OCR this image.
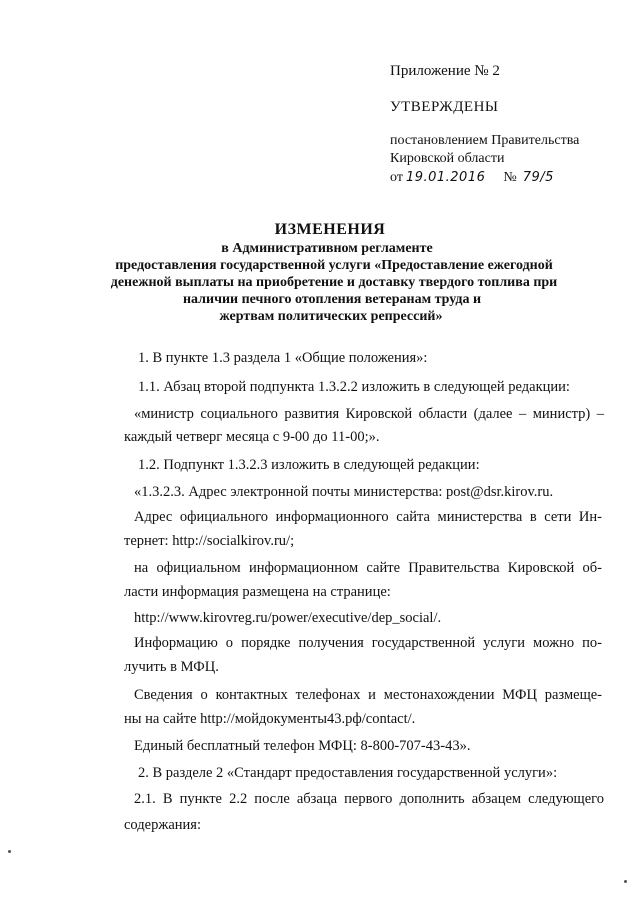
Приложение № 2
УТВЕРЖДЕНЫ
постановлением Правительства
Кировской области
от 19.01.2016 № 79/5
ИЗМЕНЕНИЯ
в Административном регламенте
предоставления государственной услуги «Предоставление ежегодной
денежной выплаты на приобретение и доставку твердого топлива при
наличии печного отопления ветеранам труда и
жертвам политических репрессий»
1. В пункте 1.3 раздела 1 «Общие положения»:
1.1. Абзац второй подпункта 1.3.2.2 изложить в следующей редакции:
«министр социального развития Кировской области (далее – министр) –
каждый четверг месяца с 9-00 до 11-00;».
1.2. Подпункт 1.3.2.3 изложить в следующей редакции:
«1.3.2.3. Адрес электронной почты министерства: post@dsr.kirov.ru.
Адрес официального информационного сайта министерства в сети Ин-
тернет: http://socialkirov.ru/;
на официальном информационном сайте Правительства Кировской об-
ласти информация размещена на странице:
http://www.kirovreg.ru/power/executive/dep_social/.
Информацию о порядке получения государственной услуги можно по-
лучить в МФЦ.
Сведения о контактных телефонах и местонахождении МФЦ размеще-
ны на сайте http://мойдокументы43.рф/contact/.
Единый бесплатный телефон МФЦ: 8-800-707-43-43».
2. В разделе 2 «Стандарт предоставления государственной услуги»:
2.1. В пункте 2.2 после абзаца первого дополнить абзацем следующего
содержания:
++++++++++
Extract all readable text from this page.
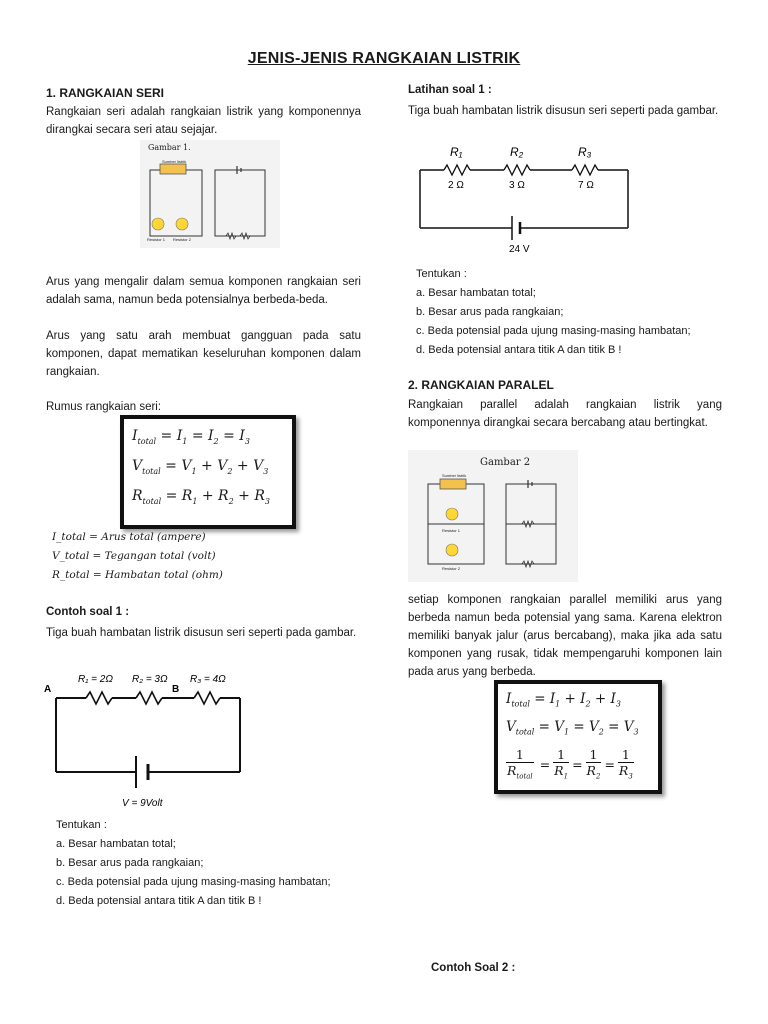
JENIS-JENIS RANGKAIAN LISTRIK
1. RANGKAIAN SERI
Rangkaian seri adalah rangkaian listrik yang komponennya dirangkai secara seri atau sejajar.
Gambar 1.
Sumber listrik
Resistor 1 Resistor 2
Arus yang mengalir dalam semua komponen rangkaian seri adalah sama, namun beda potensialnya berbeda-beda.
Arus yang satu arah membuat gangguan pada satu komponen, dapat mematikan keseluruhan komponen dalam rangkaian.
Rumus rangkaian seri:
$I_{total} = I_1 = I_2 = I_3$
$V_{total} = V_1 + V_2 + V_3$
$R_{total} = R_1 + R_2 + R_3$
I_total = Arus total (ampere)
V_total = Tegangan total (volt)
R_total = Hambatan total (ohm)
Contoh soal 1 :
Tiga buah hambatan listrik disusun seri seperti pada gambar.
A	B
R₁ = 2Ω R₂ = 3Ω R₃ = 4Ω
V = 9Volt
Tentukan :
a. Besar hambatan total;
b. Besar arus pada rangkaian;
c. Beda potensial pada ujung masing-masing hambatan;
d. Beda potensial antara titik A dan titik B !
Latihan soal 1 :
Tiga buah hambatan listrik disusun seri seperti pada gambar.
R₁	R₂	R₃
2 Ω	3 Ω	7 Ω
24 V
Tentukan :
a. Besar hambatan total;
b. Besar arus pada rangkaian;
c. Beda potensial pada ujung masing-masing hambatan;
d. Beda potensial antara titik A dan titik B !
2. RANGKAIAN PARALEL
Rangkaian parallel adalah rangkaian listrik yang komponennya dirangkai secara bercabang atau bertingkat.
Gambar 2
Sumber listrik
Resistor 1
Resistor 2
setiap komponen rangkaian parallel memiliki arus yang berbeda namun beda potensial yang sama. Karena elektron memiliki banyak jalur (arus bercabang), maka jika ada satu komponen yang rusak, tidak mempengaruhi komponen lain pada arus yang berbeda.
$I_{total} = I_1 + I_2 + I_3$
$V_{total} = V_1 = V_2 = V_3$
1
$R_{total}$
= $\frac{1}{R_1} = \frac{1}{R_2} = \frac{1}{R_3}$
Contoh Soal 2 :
++++++++++
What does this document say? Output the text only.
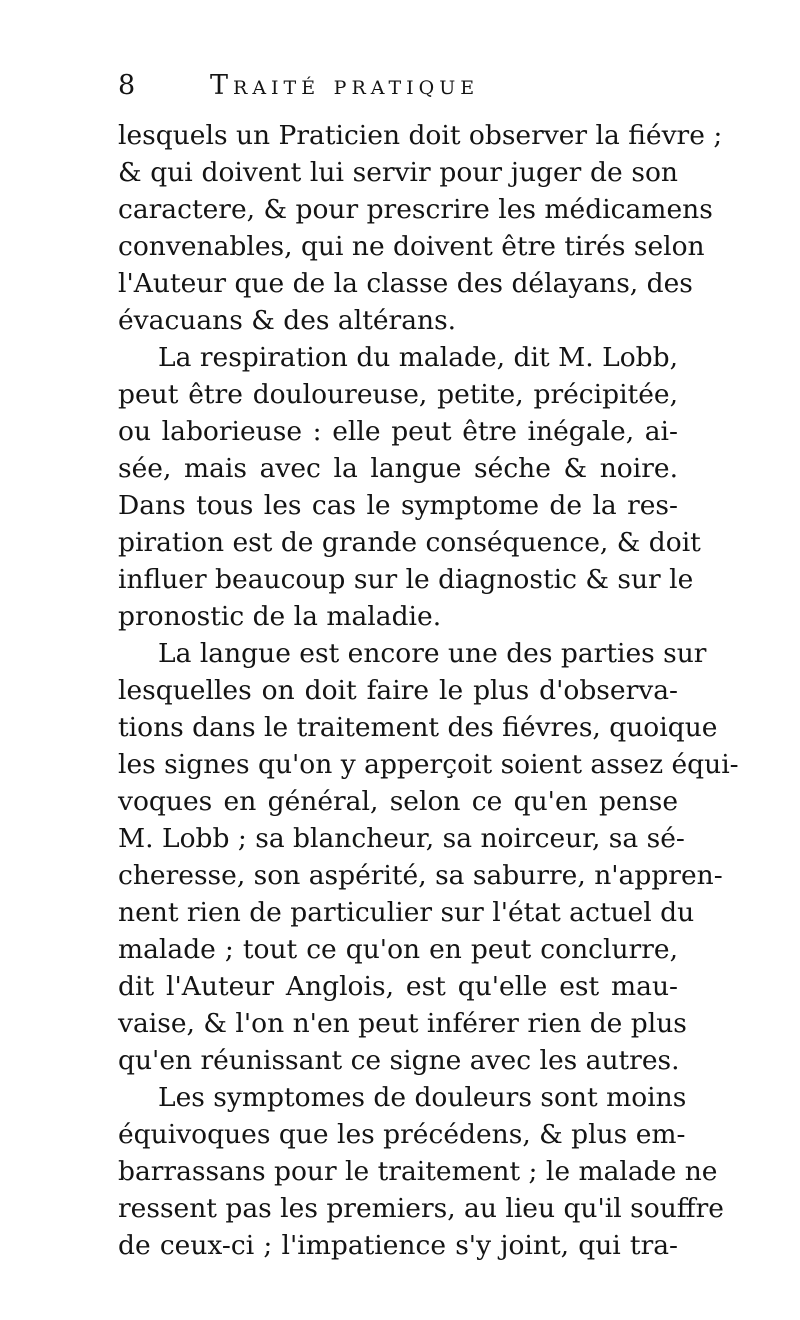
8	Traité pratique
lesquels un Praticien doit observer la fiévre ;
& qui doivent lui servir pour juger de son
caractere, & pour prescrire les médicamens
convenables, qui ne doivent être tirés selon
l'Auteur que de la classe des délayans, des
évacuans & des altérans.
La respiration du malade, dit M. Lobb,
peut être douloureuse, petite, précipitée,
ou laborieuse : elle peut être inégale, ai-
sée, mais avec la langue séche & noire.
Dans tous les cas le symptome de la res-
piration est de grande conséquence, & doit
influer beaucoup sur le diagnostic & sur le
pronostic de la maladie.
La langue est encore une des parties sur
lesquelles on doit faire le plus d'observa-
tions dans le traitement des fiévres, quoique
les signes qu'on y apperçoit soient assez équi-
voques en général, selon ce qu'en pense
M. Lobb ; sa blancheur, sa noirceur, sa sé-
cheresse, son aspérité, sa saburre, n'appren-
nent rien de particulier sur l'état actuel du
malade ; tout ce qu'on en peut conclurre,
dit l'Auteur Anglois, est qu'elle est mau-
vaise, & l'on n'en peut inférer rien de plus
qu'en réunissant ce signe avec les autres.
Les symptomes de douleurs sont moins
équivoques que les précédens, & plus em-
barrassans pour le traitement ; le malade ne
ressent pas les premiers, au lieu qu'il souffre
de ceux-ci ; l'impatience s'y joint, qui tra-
++++++++++
▸ **Direction**
Go through the entries and return each line where the word "dalam" appears.

▸ **Response for this exercise**
Arus yang mengalir dalam semua komponen rangkaian seri adalah sama, namun beda potensialnya berbeda-beda.
Arus yang satu arah membuat gangguan pada satu komponen, dapat mematikan keseluruhan komponen dalam rangkaian.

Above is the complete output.